■ **Directions**:
Which lines hold the word "year"? Copy each of them from the material.

■ **Extracted information**:
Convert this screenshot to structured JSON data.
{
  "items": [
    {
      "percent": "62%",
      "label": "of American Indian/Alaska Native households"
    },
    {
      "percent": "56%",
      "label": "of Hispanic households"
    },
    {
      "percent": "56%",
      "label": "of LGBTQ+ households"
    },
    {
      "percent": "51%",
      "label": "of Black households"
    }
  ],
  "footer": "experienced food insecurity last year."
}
==
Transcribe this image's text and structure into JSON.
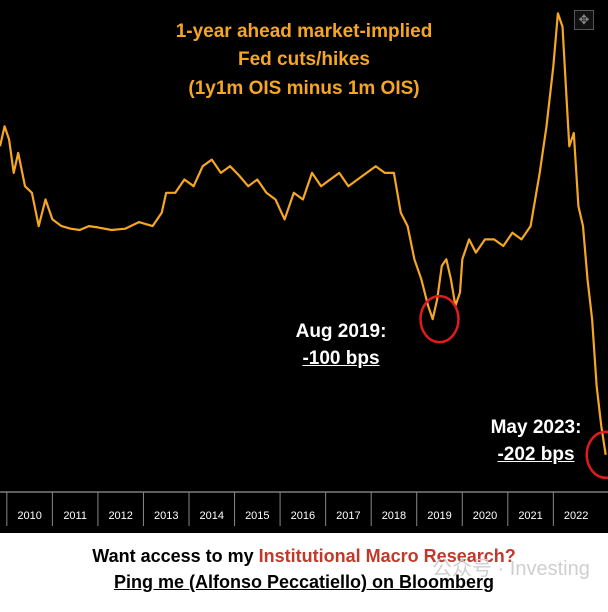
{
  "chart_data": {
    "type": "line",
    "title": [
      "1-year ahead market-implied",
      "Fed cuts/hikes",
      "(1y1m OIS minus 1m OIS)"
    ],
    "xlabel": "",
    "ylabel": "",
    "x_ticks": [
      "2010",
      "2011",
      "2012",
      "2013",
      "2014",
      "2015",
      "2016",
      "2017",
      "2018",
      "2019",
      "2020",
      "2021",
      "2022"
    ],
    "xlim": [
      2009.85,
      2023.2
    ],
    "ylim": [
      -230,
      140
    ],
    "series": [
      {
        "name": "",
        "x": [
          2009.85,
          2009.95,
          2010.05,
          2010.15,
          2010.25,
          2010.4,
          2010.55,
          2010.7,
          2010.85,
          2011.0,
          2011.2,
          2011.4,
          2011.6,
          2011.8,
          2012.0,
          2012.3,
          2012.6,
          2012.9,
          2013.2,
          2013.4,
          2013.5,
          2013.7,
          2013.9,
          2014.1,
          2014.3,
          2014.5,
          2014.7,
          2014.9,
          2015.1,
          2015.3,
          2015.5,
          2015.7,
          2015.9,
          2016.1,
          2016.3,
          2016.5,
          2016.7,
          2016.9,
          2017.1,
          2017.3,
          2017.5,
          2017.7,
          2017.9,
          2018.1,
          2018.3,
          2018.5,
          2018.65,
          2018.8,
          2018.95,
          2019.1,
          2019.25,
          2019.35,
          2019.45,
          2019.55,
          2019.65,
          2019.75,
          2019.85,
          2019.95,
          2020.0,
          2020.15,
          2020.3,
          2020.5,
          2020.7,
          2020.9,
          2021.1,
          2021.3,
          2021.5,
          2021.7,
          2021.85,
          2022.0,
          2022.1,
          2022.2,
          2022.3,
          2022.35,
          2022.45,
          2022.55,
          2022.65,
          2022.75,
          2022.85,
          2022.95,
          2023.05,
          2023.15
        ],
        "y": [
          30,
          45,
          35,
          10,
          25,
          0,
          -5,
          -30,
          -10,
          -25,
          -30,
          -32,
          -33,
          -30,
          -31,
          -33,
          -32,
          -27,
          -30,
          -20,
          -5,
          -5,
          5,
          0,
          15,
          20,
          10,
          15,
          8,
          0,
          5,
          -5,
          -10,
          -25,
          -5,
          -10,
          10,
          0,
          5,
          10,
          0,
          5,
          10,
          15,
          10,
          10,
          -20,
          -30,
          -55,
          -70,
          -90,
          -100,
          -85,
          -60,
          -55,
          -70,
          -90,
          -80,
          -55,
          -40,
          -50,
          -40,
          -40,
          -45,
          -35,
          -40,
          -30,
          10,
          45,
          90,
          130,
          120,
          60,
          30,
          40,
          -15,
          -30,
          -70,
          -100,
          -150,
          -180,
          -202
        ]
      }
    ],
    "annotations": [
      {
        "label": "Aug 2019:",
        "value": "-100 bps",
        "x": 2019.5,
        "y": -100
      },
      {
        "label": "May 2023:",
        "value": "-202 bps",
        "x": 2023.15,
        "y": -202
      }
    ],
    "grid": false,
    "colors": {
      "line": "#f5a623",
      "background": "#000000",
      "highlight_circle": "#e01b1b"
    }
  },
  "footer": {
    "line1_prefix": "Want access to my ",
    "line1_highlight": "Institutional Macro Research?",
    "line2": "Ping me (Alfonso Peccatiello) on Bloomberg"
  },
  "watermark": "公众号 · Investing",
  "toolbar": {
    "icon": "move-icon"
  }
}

■ **Output of the exercise**:
  "footer": "experienced food insecurity last year."
      "1-year ahead market-implied",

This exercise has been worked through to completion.